(PROBLEM STATEMENT):
Word for word, repeat the entries, minus the pictures.

(Dataset items):

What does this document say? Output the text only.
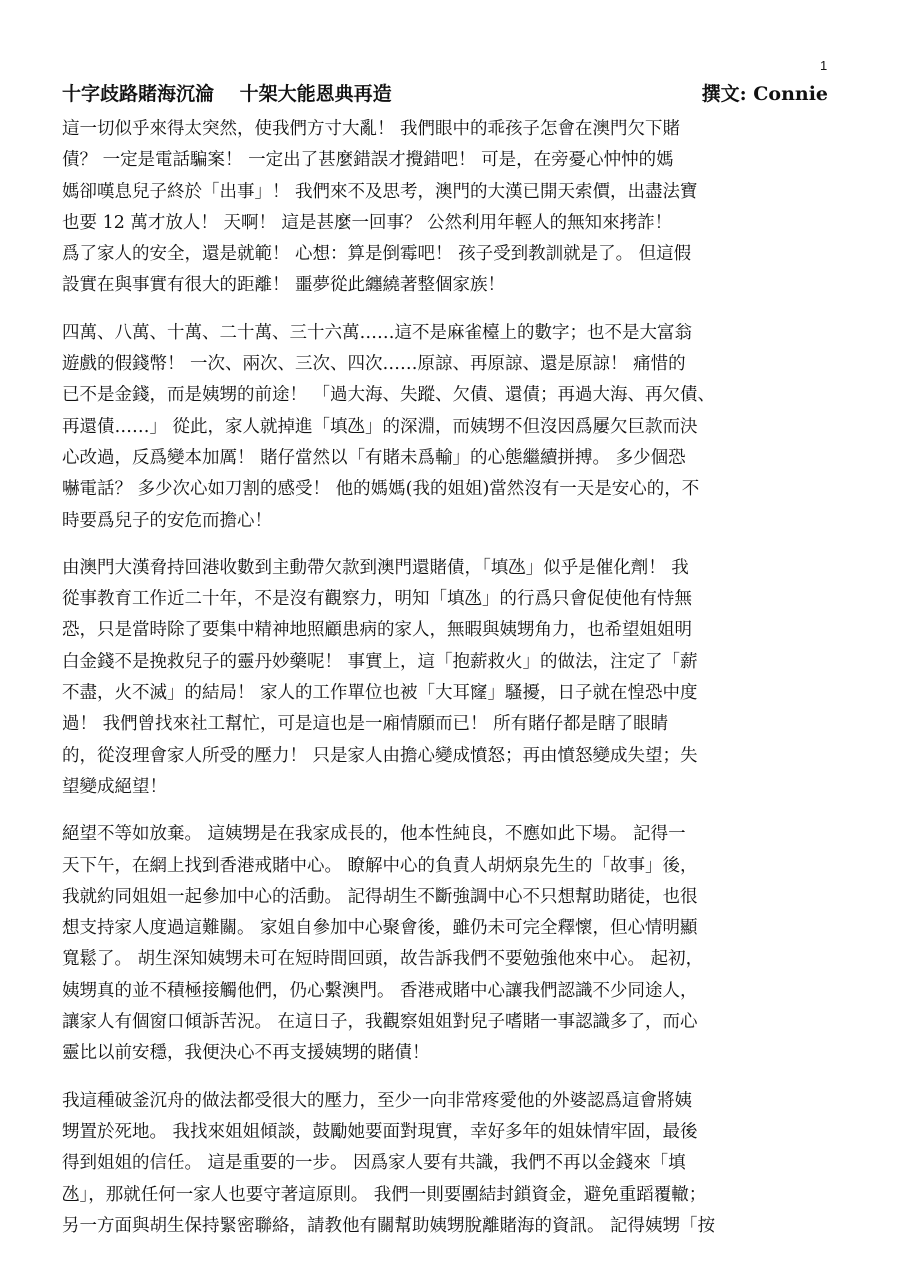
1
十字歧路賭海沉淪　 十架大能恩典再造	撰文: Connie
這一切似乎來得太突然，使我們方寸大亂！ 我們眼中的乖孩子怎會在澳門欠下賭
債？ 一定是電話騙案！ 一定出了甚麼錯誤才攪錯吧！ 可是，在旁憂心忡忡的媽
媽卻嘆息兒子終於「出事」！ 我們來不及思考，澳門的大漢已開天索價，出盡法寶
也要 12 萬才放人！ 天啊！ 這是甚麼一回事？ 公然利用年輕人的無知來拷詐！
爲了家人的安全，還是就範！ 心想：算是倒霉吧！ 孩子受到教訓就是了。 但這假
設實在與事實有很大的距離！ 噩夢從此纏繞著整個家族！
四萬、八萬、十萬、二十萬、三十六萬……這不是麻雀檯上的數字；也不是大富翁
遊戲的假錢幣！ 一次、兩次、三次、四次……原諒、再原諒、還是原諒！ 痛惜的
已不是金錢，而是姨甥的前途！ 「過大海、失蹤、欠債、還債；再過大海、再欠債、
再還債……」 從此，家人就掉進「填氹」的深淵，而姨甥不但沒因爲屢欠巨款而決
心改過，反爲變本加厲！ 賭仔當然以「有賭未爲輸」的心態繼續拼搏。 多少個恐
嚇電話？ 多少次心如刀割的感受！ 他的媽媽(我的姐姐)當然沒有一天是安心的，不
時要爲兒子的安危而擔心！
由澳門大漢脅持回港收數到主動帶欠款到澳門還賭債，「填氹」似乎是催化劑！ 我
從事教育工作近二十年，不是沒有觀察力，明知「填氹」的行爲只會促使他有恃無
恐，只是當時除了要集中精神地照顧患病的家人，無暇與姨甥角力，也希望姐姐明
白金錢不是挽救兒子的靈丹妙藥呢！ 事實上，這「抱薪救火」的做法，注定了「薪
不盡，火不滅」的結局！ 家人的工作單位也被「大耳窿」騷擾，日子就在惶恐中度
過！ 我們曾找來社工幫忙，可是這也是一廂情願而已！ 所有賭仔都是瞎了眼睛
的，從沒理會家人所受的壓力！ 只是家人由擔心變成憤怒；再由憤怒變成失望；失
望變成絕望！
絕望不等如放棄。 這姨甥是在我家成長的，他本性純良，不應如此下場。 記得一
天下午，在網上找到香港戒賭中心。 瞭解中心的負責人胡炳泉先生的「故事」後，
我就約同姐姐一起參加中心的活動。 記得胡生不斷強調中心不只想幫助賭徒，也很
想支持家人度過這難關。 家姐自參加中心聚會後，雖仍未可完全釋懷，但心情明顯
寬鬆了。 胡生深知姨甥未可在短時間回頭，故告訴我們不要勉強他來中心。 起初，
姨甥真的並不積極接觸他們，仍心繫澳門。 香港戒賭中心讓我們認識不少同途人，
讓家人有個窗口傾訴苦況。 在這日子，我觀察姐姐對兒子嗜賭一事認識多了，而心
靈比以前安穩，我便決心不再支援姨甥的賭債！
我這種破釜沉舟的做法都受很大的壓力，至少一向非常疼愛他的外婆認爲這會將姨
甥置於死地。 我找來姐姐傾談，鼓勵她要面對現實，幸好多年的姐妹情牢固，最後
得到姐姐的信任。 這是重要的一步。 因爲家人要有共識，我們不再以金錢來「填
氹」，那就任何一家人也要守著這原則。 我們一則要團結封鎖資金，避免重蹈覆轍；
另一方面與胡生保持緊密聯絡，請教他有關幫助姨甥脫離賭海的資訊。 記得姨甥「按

(SOLUTION):
What does this document say? Output the text only.
1
十字歧路賭海沉淪　 十架大能恩典再造	撰文: Connie
這一切似乎來得太突然，使我們方寸大亂！ 我們眼中的乖孩子怎會在澳門欠下賭
債？ 一定是電話騙案！ 一定出了甚麼錯誤才攪錯吧！ 可是，在旁憂心忡忡的媽
媽卻嘆息兒子終於「出事」！ 我們來不及思考，澳門的大漢已開天索價，出盡法寶
也要 12 萬才放人！ 天啊！ 這是甚麼一回事？ 公然利用年輕人的無知來拷詐！
爲了家人的安全，還是就範！ 心想：算是倒霉吧！ 孩子受到教訓就是了。 但這假
設實在與事實有很大的距離！ 噩夢從此纏繞著整個家族！
四萬、八萬、十萬、二十萬、三十六萬……這不是麻雀檯上的數字；也不是大富翁
遊戲的假錢幣！ 一次、兩次、三次、四次……原諒、再原諒、還是原諒！ 痛惜的
已不是金錢，而是姨甥的前途！ 「過大海、失蹤、欠債、還債；再過大海、再欠債、
再還債……」 從此，家人就掉進「填氹」的深淵，而姨甥不但沒因爲屢欠巨款而決
心改過，反爲變本加厲！ 賭仔當然以「有賭未爲輸」的心態繼續拼搏。 多少個恐
嚇電話？ 多少次心如刀割的感受！ 他的媽媽(我的姐姐)當然沒有一天是安心的，不
時要爲兒子的安危而擔心！
由澳門大漢脅持回港收數到主動帶欠款到澳門還賭債，「填氹」似乎是催化劑！ 我
從事教育工作近二十年，不是沒有觀察力，明知「填氹」的行爲只會促使他有恃無
恐，只是當時除了要集中精神地照顧患病的家人，無暇與姨甥角力，也希望姐姐明
白金錢不是挽救兒子的靈丹妙藥呢！ 事實上，這「抱薪救火」的做法，注定了「薪
不盡，火不滅」的結局！ 家人的工作單位也被「大耳窿」騷擾，日子就在惶恐中度
過！ 我們曾找來社工幫忙，可是這也是一廂情願而已！ 所有賭仔都是瞎了眼睛
的，從沒理會家人所受的壓力！ 只是家人由擔心變成憤怒；再由憤怒變成失望；失
望變成絕望！
絕望不等如放棄。 這姨甥是在我家成長的，他本性純良，不應如此下場。 記得一
天下午，在網上找到香港戒賭中心。 瞭解中心的負責人胡炳泉先生的「故事」後，
我就約同姐姐一起參加中心的活動。 記得胡生不斷強調中心不只想幫助賭徒，也很
想支持家人度過這難關。 家姐自參加中心聚會後，雖仍未可完全釋懷，但心情明顯
寬鬆了。 胡生深知姨甥未可在短時間回頭，故告訴我們不要勉強他來中心。 起初，
姨甥真的並不積極接觸他們，仍心繫澳門。 香港戒賭中心讓我們認識不少同途人，
讓家人有個窗口傾訴苦況。 在這日子，我觀察姐姐對兒子嗜賭一事認識多了，而心
靈比以前安穩，我便決心不再支援姨甥的賭債！
我這種破釜沉舟的做法都受很大的壓力，至少一向非常疼愛他的外婆認爲這會將姨
甥置於死地。 我找來姐姐傾談，鼓勵她要面對現實，幸好多年的姐妹情牢固，最後
得到姐姐的信任。 這是重要的一步。 因爲家人要有共識，我們不再以金錢來「填
氹」，那就任何一家人也要守著這原則。 我們一則要團結封鎖資金，避免重蹈覆轍；
另一方面與胡生保持緊密聯絡，請教他有關幫助姨甥脫離賭海的資訊。 記得姨甥「按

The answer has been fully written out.